» Work to do: All of the records below should be output exactly.

══════════

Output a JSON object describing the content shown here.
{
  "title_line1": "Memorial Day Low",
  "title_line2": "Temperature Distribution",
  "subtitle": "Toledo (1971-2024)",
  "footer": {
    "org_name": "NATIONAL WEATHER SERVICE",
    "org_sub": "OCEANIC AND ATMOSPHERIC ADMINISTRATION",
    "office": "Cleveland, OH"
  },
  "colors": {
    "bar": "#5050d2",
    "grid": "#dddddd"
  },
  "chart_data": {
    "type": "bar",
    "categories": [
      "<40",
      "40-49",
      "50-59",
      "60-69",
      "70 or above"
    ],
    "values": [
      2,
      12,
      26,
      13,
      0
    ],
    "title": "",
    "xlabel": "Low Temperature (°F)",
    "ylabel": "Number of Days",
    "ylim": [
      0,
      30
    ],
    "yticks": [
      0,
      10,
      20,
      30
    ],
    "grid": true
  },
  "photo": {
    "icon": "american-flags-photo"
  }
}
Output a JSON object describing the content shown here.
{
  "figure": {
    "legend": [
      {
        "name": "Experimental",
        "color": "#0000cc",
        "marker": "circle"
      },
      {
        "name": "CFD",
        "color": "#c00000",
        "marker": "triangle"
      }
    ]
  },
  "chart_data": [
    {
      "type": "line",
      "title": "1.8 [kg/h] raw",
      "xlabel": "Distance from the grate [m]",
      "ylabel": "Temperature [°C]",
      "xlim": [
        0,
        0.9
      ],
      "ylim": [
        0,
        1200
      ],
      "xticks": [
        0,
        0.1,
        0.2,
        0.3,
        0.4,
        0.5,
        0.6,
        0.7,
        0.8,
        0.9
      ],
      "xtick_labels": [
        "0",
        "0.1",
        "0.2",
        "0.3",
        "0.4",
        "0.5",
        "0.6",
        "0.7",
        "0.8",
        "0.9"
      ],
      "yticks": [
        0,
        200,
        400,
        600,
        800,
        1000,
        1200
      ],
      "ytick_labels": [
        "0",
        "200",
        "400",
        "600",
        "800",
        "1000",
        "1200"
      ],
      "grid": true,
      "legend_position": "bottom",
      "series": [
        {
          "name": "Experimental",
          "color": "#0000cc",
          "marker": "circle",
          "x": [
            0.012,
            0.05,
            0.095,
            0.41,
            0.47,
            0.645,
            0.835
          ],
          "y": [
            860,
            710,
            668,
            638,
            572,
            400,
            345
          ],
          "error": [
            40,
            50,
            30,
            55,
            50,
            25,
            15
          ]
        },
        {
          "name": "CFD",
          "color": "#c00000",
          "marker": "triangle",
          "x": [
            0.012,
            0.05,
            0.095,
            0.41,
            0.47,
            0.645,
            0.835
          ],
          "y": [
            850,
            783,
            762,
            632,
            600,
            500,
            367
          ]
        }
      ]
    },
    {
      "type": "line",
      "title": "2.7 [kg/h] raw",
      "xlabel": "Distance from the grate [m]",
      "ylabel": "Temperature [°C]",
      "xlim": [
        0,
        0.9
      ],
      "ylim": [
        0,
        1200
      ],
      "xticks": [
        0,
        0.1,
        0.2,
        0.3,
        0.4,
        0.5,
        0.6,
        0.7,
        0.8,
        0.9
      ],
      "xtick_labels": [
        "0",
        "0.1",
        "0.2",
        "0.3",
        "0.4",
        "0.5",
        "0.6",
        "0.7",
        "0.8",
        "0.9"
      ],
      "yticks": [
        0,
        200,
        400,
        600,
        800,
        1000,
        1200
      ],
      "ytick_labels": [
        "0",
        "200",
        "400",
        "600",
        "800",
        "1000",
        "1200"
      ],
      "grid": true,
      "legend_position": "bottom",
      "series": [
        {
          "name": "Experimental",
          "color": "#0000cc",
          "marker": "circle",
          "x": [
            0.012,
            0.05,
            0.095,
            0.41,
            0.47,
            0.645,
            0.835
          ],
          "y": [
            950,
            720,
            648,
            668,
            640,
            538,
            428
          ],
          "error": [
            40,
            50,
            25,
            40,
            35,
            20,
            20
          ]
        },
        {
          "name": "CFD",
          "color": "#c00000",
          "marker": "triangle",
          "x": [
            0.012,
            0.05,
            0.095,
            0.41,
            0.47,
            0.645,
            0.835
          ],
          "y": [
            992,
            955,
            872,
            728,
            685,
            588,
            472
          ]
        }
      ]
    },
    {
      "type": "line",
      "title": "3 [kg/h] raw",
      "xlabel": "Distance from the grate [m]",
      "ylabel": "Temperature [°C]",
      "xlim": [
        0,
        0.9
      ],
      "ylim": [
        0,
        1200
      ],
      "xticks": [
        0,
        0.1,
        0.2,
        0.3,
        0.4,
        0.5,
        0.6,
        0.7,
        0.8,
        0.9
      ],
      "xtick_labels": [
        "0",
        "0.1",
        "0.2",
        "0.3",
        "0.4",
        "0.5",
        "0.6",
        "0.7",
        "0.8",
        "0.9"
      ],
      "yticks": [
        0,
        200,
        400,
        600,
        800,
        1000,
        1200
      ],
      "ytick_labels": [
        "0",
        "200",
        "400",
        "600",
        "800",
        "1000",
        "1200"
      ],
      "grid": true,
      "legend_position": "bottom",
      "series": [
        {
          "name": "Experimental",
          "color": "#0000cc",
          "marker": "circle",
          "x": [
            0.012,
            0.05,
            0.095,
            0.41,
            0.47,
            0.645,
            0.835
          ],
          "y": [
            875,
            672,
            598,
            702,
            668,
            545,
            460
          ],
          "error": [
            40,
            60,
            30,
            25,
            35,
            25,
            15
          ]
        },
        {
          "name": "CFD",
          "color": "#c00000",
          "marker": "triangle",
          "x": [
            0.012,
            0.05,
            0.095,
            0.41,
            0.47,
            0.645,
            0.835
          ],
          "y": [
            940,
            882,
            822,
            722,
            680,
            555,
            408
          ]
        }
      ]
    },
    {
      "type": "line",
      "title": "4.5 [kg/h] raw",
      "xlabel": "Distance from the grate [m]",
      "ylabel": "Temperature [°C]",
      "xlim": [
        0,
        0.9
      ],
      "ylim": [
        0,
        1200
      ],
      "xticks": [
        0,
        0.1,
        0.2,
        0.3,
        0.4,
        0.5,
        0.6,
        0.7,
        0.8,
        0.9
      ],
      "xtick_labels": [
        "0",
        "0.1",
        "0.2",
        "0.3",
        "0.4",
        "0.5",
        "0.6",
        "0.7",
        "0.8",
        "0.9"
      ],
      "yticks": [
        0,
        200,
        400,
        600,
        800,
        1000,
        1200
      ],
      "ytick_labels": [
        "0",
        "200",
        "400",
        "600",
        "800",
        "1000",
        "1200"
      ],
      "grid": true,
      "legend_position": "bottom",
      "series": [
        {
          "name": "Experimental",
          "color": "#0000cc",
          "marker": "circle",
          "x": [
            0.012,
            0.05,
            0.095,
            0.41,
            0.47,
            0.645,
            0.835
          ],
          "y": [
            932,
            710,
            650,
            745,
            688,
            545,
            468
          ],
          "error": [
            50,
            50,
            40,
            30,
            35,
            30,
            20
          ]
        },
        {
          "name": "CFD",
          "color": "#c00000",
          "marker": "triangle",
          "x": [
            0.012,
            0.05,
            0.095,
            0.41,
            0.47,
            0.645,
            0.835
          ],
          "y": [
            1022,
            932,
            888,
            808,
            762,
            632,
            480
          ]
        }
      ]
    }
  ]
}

══════════

» Correct response:
Output a JSON object describing the content shown here.
{
  "title_line1": "Memorial Day Low",
  "title_line2": "Temperature Distribution",
  "subtitle": "Toledo (1971-2024)",
  "footer": {
    "org_name": "NATIONAL WEATHER SERVICE",
    "org_sub": "OCEANIC AND ATMOSPHERIC ADMINISTRATION",
    "office": "Cleveland, OH"
  },
  "colors": {
    "bar": "#5050d2",
    "grid": "#dddddd"
  },
  "chart_data": {
    "type": "bar",
    "categories": [
      "<40",
      "40-49",
      "50-59",
      "60-69",
      "70 or above"
    ],
    "values": [
      2,
      12,
      26,
      13,
      0
    ],
    "title": "",
    "xlabel": "Low Temperature (°F)",
    "ylabel": "Number of Days",
    "ylim": [
      0,
      30
    ],
    "yticks": [
      0,
      10,
      20,
      30
    ],
    "grid": true
  },
  "photo": {
    "icon": "american-flags-photo"
  }
}
Output a JSON object describing the content shown here.
{
  "figure": {
    "legend": [
      {
        "name": "Experimental",
        "color": "#0000cc",
        "marker": "circle"
      },
      {
        "name": "CFD",
        "color": "#c00000",
        "marker": "triangle"
      }
    ]
  },
  "chart_data": [
    {
      "type": "line",
      "title": "1.8 [kg/h] raw",
      "xlabel": "Distance from the grate [m]",
      "ylabel": "Temperature [°C]",
      "xlim": [
        0,
        0.9
      ],
      "ylim": [
        0,
        1200
      ],
      "xticks": [
        0,
        0.1,
        0.2,
        0.3,
        0.4,
        0.5,
        0.6,
        0.7,
        0.8,
        0.9
      ],
      "xtick_labels": [
        "0",
        "0.1",
        "0.2",
        "0.3",
        "0.4",
        "0.5",
        "0.6",
        "0.7",
        "0.8",
        "0.9"
      ],
      "yticks": [
        0,
        200,
        400,
        600,
        800,
        1000,
        1200
      ],
      "ytick_labels": [
        "0",
        "200",
        "400",
        "600",
        "800",
        "1000",
        "1200"
      ],
      "grid": true,
      "legend_position": "bottom",
      "series": [
        {
          "name": "Experimental",
          "color": "#0000cc",
          "marker": "circle",
          "x": [
            0.012,
            0.05,
            0.095,
            0.41,
            0.47,
            0.645,
            0.835
          ],
          "y": [
            860,
            710,
            668,
            638,
            572,
            400,
            345
          ],
          "error": [
            40,
            50,
            30,
            55,
            50,
            25,
            15
          ]
        },
        {
          "name": "CFD",
          "color": "#c00000",
          "marker": "triangle",
          "x": [
            0.012,
            0.05,
            0.095,
            0.41,
            0.47,
            0.645,
            0.835
          ],
          "y": [
            850,
            783,
            762,
            632,
            600,
            500,
            367
          ]
        }
      ]
    },
    {
      "type": "line",
      "title": "2.7 [kg/h] raw",
      "xlabel": "Distance from the grate [m]",
      "ylabel": "Temperature [°C]",
      "xlim": [
        0,
        0.9
      ],
      "ylim": [
        0,
        1200
      ],
      "xticks": [
        0,
        0.1,
        0.2,
        0.3,
        0.4,
        0.5,
        0.6,
        0.7,
        0.8,
        0.9
      ],
      "xtick_labels": [
        "0",
        "0.1",
        "0.2",
        "0.3",
        "0.4",
        "0.5",
        "0.6",
        "0.7",
        "0.8",
        "0.9"
      ],
      "yticks": [
        0,
        200,
        400,
        600,
        800,
        1000,
        1200
      ],
      "ytick_labels": [
        "0",
        "200",
        "400",
        "600",
        "800",
        "1000",
        "1200"
      ],
      "grid": true,
      "legend_position": "bottom",
      "series": [
        {
          "name": "Experimental",
          "color": "#0000cc",
          "marker": "circle",
          "x": [
            0.012,
            0.05,
            0.095,
            0.41,
            0.47,
            0.645,
            0.835
          ],
          "y": [
            950,
            720,
            648,
            668,
            640,
            538,
            428
          ],
          "error": [
            40,
            50,
            25,
            40,
            35,
            20,
            20
          ]
        },
        {
          "name": "CFD",
          "color": "#c00000",
          "marker": "triangle",
          "x": [
            0.012,
            0.05,
            0.095,
            0.41,
            0.47,
            0.645,
            0.835
          ],
          "y": [
            992,
            955,
            872,
            728,
            685,
            588,
            472
          ]
        }
      ]
    },
    {
      "type": "line",
      "title": "3 [kg/h] raw",
      "xlabel": "Distance from the grate [m]",
      "ylabel": "Temperature [°C]",
      "xlim": [
        0,
        0.9
      ],
      "ylim": [
        0,
        1200
      ],
      "xticks": [
        0,
        0.1,
        0.2,
        0.3,
        0.4,
        0.5,
        0.6,
        0.7,
        0.8,
        0.9
      ],
      "xtick_labels": [
        "0",
        "0.1",
        "0.2",
        "0.3",
        "0.4",
        "0.5",
        "0.6",
        "0.7",
        "0.8",
        "0.9"
      ],
      "yticks": [
        0,
        200,
        400,
        600,
        800,
        1000,
        1200
      ],
      "ytick_labels": [
        "0",
        "200",
        "400",
        "600",
        "800",
        "1000",
        "1200"
      ],
      "grid": true,
      "legend_position": "bottom",
      "series": [
        {
          "name": "Experimental",
          "color": "#0000cc",
          "marker": "circle",
          "x": [
            0.012,
            0.05,
            0.095,
            0.41,
            0.47,
            0.645,
            0.835
          ],
          "y": [
            875,
            672,
            598,
            702,
            668,
            545,
            460
          ],
          "error": [
            40,
            60,
            30,
            25,
            35,
            25,
            15
          ]
        },
        {
          "name": "CFD",
          "color": "#c00000",
          "marker": "triangle",
          "x": [
            0.012,
            0.05,
            0.095,
            0.41,
            0.47,
            0.645,
            0.835
          ],
          "y": [
            940,
            882,
            822,
            722,
            680,
            555,
            408
          ]
        }
      ]
    },
    {
      "type": "line",
      "title": "4.5 [kg/h] raw",
      "xlabel": "Distance from the grate [m]",
      "ylabel": "Temperature [°C]",
      "xlim": [
        0,
        0.9
      ],
      "ylim": [
        0,
        1200
      ],
      "xticks": [
        0,
        0.1,
        0.2,
        0.3,
        0.4,
        0.5,
        0.6,
        0.7,
        0.8,
        0.9
      ],
      "xtick_labels": [
        "0",
        "0.1",
        "0.2",
        "0.3",
        "0.4",
        "0.5",
        "0.6",
        "0.7",
        "0.8",
        "0.9"
      ],
      "yticks": [
        0,
        200,
        400,
        600,
        800,
        1000,
        1200
      ],
      "ytick_labels": [
        "0",
        "200",
        "400",
        "600",
        "800",
        "1000",
        "1200"
      ],
      "grid": true,
      "legend_position": "bottom",
      "series": [
        {
          "name": "Experimental",
          "color": "#0000cc",
          "marker": "circle",
          "x": [
            0.012,
            0.05,
            0.095,
            0.41,
            0.47,
            0.645,
            0.835
          ],
          "y": [
            932,
            710,
            650,
            745,
            688,
            545,
            468
          ],
          "error": [
            50,
            50,
            40,
            30,
            35,
            30,
            20
          ]
        },
        {
          "name": "CFD",
          "color": "#c00000",
          "marker": "triangle",
          "x": [
            0.012,
            0.05,
            0.095,
            0.41,
            0.47,
            0.645,
            0.835
          ],
          "y": [
            1022,
            932,
            888,
            808,
            762,
            632,
            480
          ]
        }
      ]
    }
  ]
}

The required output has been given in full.